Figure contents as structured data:
......

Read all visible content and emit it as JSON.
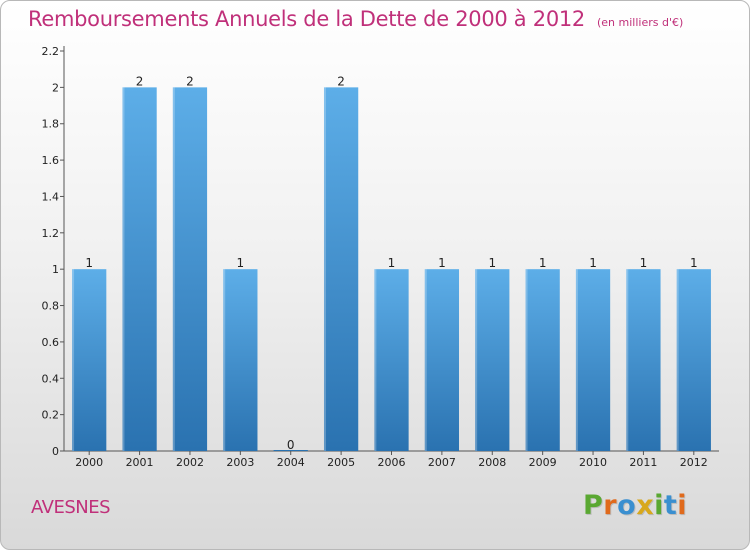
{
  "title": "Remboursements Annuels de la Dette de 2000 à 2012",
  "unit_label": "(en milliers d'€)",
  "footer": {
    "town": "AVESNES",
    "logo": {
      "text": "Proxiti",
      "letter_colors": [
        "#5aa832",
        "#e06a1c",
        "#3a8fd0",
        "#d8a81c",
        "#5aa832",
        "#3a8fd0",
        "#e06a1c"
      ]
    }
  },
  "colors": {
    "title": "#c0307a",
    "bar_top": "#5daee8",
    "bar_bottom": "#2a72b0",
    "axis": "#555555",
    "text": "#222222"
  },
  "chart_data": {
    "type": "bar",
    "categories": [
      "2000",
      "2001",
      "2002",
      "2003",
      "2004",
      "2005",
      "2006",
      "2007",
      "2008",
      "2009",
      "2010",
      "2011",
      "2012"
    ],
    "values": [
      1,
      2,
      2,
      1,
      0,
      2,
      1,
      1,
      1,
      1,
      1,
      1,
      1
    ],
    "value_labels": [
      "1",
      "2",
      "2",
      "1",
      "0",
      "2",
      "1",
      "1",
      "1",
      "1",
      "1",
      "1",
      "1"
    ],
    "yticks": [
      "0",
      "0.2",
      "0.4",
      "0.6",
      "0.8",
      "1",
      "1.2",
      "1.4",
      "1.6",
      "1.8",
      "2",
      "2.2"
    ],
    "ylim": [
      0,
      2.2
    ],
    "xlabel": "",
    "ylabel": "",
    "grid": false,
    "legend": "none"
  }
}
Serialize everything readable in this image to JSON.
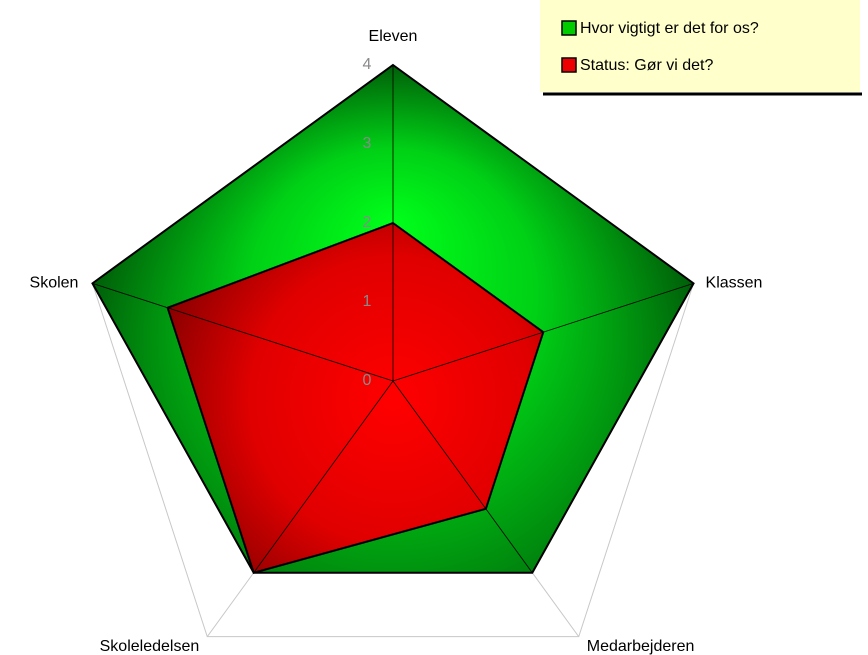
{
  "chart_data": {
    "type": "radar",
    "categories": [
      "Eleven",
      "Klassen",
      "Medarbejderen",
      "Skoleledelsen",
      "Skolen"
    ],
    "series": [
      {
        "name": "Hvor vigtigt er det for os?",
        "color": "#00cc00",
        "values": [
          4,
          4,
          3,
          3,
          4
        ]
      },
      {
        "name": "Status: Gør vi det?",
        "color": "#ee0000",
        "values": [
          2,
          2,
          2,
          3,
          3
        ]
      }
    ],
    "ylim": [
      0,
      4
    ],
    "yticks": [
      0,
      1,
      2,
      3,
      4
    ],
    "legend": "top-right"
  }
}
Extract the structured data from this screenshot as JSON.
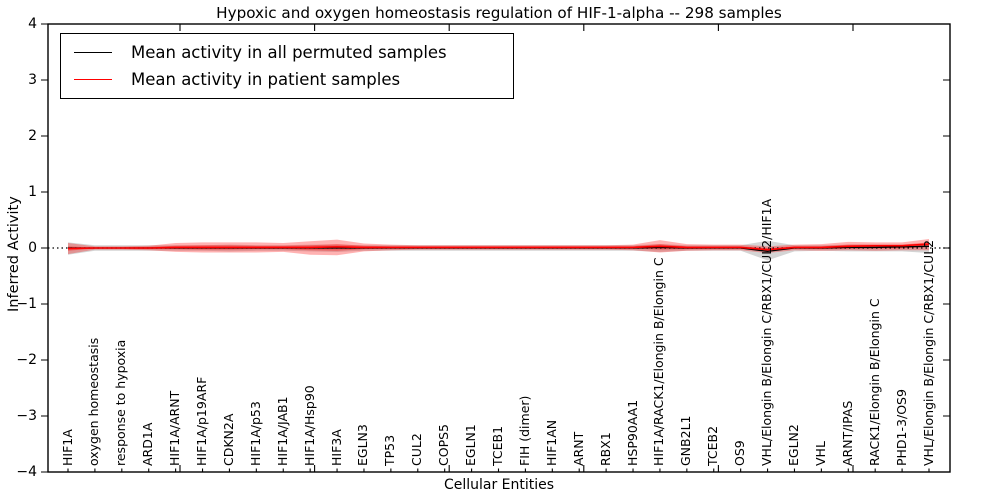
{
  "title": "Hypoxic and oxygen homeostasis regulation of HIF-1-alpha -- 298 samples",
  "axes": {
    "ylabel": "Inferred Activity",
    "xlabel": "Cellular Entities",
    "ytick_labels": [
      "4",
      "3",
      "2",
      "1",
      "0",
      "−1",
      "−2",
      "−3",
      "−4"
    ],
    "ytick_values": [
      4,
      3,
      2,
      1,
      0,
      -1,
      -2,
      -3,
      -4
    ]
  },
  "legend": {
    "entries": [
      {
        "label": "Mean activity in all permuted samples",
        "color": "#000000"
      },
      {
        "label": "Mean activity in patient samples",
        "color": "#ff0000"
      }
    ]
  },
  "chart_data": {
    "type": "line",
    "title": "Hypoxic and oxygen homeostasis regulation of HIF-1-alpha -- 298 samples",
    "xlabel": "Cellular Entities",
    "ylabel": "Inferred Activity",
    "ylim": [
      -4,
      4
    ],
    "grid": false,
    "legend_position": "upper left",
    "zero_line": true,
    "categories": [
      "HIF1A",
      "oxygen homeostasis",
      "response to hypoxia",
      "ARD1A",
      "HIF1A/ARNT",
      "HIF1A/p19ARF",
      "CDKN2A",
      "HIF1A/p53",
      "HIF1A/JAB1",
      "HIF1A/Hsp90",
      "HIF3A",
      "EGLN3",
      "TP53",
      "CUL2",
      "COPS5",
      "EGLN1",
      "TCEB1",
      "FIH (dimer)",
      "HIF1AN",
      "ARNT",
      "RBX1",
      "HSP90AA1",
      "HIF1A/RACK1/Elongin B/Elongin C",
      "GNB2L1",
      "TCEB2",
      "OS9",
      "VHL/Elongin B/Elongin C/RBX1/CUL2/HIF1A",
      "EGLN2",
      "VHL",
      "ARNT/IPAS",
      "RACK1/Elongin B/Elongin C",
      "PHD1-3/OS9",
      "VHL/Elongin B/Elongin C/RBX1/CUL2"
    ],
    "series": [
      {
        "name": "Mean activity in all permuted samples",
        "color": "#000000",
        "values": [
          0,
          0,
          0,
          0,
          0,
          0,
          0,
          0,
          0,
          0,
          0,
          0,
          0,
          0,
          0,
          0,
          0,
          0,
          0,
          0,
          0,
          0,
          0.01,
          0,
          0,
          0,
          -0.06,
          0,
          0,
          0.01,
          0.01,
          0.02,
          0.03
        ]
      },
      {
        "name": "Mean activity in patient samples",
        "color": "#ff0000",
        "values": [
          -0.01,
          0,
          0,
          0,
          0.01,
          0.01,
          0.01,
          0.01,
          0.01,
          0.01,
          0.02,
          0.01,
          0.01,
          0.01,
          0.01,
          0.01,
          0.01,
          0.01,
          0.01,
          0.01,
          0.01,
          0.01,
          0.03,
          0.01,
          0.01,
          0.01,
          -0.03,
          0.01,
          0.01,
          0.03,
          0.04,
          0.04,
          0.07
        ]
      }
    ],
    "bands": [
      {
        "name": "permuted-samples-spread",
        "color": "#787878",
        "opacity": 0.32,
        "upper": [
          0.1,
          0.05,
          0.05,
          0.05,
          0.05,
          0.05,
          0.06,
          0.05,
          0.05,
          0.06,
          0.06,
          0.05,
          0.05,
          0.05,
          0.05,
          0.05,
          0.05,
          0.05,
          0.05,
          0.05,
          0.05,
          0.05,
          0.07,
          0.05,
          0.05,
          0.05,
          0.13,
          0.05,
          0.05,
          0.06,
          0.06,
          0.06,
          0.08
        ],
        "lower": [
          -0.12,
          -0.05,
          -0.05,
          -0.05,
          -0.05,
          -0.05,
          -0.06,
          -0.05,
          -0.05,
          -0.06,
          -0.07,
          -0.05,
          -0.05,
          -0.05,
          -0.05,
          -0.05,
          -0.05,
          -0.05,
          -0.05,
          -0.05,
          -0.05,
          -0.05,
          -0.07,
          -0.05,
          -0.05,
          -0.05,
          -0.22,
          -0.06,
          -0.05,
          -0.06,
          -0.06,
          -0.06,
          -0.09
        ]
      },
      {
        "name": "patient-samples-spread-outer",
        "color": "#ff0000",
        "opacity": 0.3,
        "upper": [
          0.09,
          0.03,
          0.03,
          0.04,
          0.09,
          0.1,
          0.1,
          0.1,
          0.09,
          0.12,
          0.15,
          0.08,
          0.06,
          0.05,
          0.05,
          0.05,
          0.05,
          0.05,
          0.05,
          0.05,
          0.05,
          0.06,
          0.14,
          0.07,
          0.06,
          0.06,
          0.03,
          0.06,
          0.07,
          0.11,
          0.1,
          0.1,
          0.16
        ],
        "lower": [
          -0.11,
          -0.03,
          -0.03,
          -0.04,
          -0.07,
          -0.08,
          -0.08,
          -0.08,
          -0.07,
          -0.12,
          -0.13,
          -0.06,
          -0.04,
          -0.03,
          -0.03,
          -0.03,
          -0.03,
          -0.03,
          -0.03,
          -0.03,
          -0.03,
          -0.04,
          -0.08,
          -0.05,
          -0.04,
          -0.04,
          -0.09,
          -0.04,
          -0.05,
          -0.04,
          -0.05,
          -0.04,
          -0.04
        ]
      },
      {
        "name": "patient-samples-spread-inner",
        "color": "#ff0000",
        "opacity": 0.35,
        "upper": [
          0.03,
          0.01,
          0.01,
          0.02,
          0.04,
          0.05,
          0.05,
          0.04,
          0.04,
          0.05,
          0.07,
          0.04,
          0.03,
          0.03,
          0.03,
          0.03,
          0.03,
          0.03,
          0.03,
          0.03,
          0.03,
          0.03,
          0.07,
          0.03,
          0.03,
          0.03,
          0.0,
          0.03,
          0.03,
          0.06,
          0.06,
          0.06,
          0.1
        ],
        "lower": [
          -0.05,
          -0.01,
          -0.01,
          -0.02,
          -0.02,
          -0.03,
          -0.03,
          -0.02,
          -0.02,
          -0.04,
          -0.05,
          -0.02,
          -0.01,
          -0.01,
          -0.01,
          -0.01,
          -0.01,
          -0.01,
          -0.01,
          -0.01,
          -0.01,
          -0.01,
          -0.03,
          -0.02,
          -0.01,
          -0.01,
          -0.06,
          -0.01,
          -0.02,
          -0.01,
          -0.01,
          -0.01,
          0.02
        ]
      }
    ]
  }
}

......

[STATED GOAL] List each line in the listing that contains the string "permuted".

[RESULT FOR THIS TASK]
        "label": "Mean activity in all permuted samples",
        "name": "Mean activity in all permuted samples",
        "name": "permuted-samples-spread",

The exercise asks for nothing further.